> Material
----
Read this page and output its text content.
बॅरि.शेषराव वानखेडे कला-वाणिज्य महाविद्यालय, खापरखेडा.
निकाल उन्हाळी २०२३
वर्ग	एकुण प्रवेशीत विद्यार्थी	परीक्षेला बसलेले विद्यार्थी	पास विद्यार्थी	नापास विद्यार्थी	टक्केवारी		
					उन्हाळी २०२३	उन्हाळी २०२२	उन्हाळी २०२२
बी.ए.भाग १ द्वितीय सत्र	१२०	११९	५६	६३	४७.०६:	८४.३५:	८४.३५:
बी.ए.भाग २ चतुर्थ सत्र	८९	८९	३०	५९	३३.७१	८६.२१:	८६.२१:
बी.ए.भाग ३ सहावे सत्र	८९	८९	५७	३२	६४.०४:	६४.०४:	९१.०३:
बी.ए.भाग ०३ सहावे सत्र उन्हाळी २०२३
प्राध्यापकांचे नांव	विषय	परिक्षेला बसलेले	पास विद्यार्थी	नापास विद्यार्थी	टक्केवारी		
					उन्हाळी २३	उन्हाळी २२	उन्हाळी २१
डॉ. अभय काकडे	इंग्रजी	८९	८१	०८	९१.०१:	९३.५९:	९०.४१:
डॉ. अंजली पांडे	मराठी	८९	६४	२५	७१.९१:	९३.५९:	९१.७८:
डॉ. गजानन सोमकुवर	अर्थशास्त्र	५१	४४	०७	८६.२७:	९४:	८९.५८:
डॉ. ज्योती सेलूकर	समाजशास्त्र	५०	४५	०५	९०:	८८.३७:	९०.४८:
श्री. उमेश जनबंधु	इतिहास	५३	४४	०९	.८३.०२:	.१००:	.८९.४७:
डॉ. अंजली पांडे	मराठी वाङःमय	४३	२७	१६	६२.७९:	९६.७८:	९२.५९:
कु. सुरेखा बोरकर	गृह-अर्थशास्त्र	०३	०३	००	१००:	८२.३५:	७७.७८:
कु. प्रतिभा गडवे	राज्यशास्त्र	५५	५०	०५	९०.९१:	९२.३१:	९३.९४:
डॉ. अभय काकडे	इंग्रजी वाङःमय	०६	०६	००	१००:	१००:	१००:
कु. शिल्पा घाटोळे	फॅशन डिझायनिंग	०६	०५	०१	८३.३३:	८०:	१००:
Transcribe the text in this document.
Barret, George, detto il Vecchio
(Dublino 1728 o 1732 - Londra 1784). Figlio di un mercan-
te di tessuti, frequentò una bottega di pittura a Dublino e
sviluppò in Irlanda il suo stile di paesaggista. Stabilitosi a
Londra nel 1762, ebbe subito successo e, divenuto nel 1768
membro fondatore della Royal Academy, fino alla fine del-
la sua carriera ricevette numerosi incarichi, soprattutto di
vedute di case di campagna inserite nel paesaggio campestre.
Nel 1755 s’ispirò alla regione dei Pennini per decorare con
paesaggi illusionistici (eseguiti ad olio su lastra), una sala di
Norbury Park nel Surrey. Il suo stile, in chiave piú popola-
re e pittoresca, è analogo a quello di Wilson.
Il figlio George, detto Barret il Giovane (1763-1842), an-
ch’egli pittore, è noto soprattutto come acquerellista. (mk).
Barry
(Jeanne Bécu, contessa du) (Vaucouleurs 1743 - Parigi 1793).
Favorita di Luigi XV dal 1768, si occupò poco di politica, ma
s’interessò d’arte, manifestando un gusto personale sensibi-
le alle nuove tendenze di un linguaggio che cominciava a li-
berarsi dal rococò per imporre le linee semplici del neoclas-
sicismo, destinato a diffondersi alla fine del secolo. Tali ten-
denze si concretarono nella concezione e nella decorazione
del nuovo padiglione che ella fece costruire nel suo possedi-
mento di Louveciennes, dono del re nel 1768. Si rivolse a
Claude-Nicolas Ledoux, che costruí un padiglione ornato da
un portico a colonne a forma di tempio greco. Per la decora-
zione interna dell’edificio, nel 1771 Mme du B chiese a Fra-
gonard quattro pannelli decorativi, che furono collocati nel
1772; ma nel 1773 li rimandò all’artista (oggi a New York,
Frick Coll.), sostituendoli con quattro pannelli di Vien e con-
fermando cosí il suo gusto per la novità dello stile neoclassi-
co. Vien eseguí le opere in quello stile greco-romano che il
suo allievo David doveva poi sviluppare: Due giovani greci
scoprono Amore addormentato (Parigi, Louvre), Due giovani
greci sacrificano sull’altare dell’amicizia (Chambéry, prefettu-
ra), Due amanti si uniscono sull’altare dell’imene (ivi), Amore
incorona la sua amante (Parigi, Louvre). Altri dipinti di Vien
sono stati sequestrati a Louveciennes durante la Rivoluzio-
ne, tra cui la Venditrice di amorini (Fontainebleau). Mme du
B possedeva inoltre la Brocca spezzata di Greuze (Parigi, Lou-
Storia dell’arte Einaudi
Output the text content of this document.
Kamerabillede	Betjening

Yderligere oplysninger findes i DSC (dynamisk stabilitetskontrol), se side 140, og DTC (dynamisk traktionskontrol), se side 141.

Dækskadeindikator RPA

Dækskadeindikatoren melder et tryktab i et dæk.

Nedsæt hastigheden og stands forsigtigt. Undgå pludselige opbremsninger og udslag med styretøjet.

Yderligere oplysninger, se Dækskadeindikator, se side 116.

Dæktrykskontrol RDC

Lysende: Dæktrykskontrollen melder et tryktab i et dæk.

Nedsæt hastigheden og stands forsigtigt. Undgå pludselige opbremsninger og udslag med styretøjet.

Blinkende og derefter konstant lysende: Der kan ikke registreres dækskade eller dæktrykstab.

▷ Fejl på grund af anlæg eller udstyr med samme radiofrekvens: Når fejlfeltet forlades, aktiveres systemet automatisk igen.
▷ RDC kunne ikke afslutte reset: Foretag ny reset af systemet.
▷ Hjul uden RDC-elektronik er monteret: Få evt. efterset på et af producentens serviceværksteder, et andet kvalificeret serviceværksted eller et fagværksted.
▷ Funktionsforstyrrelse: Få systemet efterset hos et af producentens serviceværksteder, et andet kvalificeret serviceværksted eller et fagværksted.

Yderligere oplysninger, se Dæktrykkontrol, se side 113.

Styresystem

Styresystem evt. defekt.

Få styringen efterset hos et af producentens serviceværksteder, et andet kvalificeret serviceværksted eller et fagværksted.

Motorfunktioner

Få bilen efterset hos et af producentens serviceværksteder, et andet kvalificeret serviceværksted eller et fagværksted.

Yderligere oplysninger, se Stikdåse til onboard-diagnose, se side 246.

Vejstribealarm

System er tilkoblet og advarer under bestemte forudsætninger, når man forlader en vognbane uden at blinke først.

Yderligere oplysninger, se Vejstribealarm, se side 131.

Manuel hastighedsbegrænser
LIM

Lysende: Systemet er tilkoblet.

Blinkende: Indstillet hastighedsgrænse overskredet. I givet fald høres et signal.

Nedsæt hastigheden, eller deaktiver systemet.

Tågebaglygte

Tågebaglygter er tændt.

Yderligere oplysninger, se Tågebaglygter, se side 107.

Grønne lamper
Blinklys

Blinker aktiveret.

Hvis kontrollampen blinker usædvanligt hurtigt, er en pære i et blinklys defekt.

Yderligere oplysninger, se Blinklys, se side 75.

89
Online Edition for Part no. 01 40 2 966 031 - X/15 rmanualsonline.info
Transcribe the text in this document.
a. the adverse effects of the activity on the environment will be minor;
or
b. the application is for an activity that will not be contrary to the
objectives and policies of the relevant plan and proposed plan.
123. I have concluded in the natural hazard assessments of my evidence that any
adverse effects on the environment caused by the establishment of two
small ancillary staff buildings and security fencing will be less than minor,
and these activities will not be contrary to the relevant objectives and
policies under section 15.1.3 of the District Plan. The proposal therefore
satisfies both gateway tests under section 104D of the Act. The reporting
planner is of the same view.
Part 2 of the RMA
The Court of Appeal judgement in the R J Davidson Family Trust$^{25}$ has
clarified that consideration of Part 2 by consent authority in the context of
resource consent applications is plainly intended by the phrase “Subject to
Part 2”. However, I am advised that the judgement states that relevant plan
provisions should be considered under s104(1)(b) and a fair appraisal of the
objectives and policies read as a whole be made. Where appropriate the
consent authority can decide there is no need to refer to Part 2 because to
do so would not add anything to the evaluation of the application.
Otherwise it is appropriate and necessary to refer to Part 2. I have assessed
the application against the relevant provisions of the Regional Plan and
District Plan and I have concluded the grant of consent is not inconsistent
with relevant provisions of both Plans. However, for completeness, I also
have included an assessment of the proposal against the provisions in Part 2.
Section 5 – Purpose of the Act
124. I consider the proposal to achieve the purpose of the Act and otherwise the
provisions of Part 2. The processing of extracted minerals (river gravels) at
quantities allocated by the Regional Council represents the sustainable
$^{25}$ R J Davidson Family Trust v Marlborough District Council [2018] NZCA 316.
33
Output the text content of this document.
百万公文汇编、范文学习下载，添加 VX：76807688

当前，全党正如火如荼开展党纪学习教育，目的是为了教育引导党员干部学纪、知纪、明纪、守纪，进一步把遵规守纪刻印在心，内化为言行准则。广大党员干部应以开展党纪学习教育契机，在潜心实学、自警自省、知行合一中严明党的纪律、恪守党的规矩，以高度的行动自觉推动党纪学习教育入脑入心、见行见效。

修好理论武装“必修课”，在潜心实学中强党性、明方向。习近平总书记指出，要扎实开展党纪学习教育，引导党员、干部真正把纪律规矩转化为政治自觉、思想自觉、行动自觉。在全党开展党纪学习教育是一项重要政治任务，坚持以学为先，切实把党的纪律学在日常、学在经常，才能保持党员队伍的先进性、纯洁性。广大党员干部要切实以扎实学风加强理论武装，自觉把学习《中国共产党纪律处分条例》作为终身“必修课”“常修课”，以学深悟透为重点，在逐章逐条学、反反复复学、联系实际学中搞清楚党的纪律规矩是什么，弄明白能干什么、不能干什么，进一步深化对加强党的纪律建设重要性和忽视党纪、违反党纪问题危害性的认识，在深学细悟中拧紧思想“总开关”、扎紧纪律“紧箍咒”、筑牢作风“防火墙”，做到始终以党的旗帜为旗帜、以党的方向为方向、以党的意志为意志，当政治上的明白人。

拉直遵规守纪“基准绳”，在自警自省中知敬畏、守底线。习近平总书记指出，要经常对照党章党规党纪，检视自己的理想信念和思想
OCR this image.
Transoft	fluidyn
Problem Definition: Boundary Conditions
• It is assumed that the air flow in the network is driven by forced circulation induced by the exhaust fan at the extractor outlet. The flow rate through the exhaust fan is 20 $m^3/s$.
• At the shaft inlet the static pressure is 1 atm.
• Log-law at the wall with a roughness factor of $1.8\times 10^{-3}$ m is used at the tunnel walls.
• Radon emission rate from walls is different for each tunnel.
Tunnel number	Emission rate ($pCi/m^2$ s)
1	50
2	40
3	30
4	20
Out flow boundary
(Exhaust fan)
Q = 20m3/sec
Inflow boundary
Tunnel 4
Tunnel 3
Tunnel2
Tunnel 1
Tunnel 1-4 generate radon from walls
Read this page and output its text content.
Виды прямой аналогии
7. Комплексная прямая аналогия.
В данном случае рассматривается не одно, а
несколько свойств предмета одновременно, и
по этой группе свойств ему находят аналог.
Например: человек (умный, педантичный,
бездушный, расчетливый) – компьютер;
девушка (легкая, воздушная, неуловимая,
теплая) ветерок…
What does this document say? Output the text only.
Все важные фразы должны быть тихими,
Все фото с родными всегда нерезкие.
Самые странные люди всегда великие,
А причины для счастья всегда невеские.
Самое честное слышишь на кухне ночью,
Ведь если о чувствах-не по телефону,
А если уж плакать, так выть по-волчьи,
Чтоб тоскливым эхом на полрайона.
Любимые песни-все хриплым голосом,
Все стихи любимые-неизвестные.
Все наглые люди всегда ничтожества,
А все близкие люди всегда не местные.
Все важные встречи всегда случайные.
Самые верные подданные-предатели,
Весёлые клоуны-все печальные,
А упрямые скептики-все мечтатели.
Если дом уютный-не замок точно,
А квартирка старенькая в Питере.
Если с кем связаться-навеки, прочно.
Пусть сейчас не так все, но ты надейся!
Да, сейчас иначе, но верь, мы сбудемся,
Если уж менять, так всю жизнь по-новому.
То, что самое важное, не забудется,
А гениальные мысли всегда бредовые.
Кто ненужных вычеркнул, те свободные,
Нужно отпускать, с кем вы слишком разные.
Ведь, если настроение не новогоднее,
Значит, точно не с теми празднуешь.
----
> Task prompt
Using the records above, list each line that includes "Dublino".

> The response
(Dublino 1728 o 1732 - Londra 1784). Figlio di un mercan-
te di tessuti, frequentò una bottega di pittura a Dublino e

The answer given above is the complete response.